• [SHORT PROBLEM] Search the listing below for "content". Copy each matching line.

>>

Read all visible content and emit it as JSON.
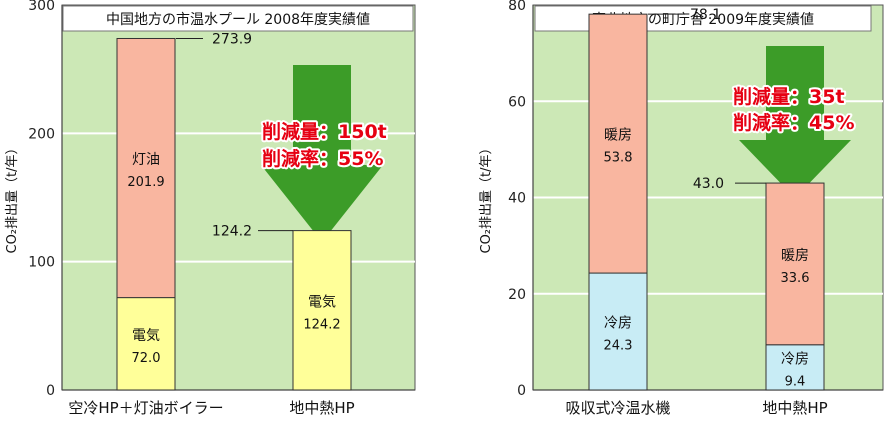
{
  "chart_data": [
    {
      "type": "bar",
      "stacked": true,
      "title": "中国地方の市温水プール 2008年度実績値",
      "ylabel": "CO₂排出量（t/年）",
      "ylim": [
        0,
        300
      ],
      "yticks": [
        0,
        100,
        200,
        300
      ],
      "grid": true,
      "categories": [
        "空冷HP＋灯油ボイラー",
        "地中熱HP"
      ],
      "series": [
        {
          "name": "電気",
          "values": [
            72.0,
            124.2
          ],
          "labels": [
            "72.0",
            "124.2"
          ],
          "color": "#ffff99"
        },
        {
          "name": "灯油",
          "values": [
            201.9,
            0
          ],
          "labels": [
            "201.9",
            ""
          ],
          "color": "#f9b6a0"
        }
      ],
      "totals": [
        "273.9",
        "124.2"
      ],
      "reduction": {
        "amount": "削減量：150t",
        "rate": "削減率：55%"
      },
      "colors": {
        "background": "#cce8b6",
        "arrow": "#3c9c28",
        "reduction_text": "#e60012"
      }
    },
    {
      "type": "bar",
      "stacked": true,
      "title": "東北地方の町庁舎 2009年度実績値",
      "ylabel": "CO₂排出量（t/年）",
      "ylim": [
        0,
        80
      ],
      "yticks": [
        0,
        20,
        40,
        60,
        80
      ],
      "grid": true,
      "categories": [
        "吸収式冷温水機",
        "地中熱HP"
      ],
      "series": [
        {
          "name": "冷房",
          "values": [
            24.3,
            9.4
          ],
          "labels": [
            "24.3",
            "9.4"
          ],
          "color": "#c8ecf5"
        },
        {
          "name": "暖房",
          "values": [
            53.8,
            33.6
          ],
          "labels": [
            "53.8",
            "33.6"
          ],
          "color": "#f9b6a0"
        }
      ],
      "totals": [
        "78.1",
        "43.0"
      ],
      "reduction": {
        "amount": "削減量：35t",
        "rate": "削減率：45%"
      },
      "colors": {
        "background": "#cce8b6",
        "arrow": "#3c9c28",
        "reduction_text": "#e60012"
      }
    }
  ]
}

<<
>>

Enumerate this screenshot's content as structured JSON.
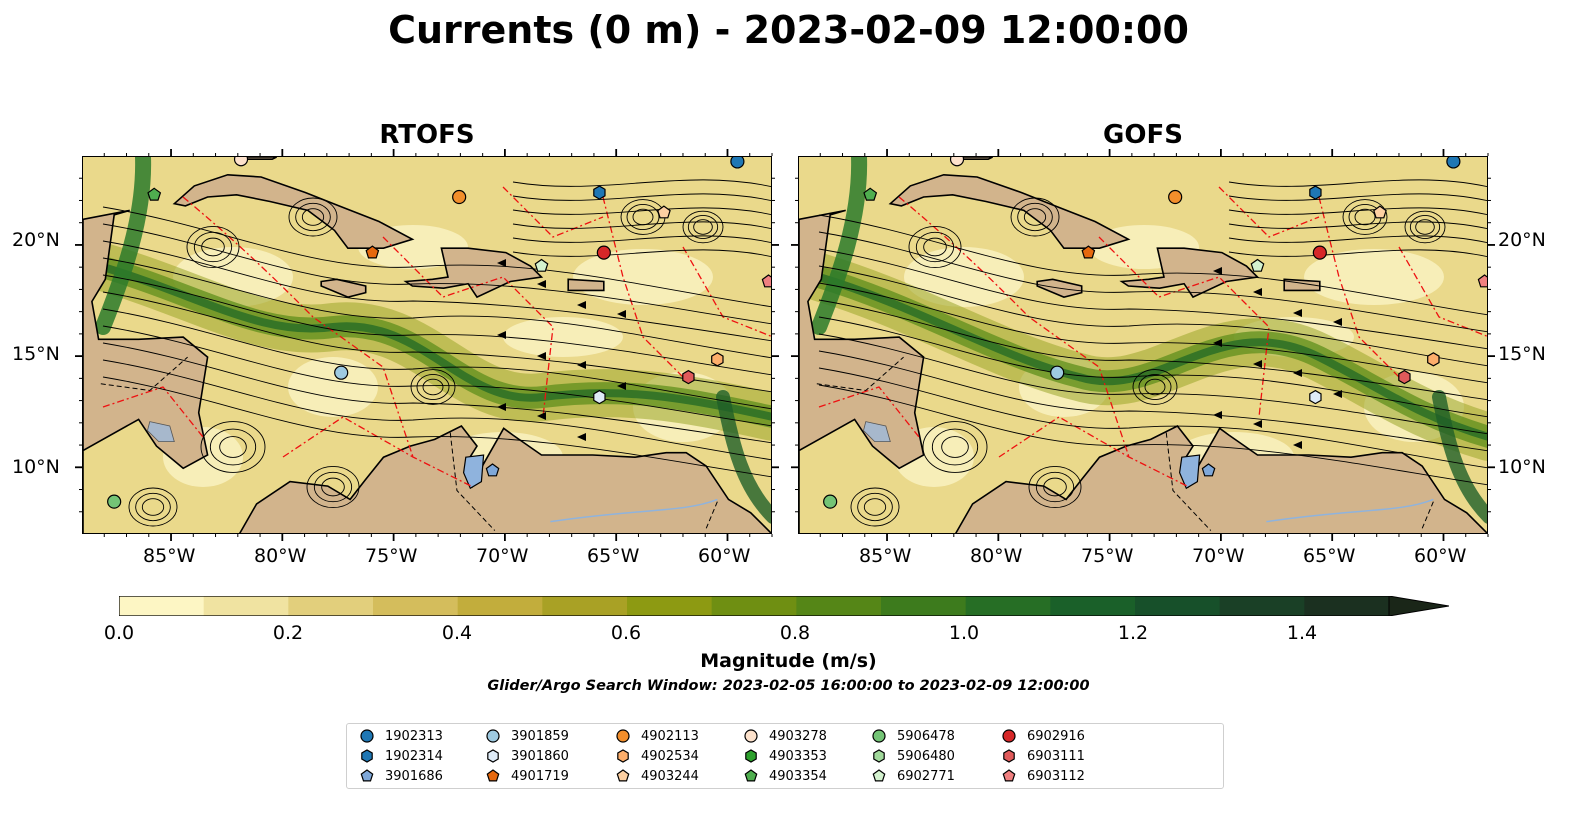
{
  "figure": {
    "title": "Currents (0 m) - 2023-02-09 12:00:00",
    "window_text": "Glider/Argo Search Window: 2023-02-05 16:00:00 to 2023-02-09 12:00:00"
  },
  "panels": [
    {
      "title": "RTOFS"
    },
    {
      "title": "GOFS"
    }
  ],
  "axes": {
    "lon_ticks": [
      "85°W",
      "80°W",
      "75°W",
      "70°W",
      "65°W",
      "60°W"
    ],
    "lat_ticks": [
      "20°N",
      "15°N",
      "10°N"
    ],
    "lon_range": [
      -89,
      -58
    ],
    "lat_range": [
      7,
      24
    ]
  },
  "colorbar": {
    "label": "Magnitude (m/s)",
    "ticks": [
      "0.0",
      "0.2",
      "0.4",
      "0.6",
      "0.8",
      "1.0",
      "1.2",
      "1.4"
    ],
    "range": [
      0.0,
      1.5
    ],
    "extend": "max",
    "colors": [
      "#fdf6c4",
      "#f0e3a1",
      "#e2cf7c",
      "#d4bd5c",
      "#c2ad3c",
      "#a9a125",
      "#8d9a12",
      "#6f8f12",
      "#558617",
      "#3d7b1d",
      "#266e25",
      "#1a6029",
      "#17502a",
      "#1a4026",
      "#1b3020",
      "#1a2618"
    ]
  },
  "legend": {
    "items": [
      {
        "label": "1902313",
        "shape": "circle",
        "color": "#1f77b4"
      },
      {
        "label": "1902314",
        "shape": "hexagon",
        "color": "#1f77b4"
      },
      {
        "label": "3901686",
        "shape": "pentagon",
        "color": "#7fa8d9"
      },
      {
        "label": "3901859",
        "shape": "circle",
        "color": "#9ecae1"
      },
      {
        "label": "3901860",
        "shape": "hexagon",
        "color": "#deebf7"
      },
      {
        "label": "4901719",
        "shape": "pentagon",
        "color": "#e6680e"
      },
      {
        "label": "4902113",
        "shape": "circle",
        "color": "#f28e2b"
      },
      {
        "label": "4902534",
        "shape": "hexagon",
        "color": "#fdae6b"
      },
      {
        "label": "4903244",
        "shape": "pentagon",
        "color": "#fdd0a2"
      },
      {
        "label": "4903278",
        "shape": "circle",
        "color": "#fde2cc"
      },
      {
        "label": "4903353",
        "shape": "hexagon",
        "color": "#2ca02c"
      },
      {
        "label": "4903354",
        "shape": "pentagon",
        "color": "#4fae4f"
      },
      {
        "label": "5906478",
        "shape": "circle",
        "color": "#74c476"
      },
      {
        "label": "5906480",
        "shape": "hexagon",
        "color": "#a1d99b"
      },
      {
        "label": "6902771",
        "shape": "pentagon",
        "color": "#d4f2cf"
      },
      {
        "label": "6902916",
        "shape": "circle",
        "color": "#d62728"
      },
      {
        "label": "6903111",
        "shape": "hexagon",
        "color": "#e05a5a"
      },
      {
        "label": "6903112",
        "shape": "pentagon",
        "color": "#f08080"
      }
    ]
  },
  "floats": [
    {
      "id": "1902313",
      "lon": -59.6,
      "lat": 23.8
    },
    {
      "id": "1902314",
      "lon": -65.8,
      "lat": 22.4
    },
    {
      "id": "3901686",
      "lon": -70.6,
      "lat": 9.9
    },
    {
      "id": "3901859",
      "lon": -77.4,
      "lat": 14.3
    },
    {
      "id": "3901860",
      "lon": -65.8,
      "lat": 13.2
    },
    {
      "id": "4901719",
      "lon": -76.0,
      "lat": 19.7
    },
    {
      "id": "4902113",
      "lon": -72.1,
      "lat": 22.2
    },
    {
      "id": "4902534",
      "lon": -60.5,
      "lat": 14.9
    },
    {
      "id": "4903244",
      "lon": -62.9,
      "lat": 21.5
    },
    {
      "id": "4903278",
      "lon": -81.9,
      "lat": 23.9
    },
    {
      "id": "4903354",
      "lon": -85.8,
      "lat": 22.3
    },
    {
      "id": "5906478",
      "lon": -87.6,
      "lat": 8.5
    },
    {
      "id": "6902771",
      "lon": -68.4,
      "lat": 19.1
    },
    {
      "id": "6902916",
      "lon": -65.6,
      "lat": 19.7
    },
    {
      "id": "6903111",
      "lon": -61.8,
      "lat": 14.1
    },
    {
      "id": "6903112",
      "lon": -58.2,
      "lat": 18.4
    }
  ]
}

<<
>>

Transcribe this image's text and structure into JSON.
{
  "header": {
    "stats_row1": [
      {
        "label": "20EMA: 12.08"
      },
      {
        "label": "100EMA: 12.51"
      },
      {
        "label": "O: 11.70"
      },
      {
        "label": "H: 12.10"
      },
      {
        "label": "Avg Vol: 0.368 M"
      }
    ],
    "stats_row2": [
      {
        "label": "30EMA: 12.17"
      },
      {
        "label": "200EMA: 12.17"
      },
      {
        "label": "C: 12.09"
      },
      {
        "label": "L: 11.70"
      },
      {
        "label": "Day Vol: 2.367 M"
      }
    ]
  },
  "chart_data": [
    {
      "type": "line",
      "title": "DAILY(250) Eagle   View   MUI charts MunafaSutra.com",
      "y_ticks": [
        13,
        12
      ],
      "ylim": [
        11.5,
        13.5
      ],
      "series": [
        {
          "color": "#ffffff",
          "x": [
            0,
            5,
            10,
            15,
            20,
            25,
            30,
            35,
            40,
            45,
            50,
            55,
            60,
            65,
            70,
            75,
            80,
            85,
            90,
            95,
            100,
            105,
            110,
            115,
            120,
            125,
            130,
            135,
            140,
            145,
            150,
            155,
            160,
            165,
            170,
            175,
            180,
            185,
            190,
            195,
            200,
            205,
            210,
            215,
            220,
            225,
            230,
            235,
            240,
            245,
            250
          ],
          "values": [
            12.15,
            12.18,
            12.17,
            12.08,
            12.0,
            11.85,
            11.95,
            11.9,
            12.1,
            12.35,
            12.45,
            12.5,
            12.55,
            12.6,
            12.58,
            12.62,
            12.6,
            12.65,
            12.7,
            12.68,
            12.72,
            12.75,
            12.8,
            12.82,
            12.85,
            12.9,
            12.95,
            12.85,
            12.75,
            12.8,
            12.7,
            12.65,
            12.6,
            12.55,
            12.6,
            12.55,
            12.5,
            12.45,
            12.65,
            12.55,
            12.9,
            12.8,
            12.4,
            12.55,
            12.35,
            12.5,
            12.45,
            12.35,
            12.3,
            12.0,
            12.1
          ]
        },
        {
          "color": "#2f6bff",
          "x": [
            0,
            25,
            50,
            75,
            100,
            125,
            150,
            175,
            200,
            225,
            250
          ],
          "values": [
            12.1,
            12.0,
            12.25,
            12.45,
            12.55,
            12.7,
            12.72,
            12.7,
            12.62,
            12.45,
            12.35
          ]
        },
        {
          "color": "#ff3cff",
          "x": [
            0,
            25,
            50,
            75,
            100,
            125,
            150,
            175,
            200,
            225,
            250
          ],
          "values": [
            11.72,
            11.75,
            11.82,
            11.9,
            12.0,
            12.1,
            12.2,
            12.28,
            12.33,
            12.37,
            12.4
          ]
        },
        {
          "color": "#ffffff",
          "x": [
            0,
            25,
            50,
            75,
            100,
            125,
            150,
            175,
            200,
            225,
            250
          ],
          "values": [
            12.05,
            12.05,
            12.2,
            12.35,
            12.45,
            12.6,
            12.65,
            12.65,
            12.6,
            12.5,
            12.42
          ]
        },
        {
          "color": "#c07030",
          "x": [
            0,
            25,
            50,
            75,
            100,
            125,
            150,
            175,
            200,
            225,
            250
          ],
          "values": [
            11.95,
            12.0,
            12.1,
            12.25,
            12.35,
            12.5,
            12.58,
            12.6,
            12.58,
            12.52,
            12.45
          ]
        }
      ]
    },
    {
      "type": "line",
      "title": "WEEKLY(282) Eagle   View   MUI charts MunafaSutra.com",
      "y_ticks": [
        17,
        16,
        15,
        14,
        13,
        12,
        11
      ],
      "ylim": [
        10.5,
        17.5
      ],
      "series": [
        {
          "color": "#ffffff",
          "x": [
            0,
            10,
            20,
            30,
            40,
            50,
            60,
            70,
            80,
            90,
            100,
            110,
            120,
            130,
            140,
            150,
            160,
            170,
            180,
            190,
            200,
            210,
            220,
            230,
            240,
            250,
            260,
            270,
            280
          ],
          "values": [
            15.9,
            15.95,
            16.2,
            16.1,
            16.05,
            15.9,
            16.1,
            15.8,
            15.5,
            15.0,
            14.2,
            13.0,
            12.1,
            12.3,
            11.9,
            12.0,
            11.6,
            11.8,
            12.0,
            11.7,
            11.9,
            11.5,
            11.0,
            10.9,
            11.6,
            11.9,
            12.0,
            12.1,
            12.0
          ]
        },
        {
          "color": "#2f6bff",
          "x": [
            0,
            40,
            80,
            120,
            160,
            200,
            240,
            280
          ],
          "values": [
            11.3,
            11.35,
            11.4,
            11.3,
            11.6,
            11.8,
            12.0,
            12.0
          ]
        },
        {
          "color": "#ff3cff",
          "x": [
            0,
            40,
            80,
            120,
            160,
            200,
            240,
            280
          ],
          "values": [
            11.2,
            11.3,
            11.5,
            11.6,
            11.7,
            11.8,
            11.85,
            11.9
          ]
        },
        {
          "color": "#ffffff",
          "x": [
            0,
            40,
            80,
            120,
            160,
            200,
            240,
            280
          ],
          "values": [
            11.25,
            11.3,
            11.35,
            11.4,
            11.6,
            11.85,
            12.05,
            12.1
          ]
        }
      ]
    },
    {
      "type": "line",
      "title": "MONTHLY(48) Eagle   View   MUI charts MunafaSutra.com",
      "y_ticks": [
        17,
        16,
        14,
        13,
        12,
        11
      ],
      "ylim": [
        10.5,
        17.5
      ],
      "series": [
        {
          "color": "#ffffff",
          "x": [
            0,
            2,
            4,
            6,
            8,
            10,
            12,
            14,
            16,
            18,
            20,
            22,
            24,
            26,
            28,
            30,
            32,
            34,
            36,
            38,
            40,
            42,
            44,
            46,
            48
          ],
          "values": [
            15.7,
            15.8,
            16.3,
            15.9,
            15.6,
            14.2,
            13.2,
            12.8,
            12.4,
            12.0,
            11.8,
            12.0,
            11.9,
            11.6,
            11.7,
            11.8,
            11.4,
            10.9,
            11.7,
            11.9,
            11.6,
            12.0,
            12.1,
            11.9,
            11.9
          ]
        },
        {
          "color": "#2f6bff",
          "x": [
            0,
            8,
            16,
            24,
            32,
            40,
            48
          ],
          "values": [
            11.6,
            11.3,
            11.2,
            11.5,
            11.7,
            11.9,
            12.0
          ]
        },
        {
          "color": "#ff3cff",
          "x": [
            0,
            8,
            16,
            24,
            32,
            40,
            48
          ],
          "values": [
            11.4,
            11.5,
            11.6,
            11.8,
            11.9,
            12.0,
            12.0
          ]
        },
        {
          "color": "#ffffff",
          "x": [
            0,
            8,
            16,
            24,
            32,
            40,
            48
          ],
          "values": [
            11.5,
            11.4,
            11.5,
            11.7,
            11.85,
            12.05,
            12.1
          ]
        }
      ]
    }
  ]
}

<<

• [REPLY]
Read all visible content and emit it as JSON.
Enumerate this screenshot's content as structured JSON.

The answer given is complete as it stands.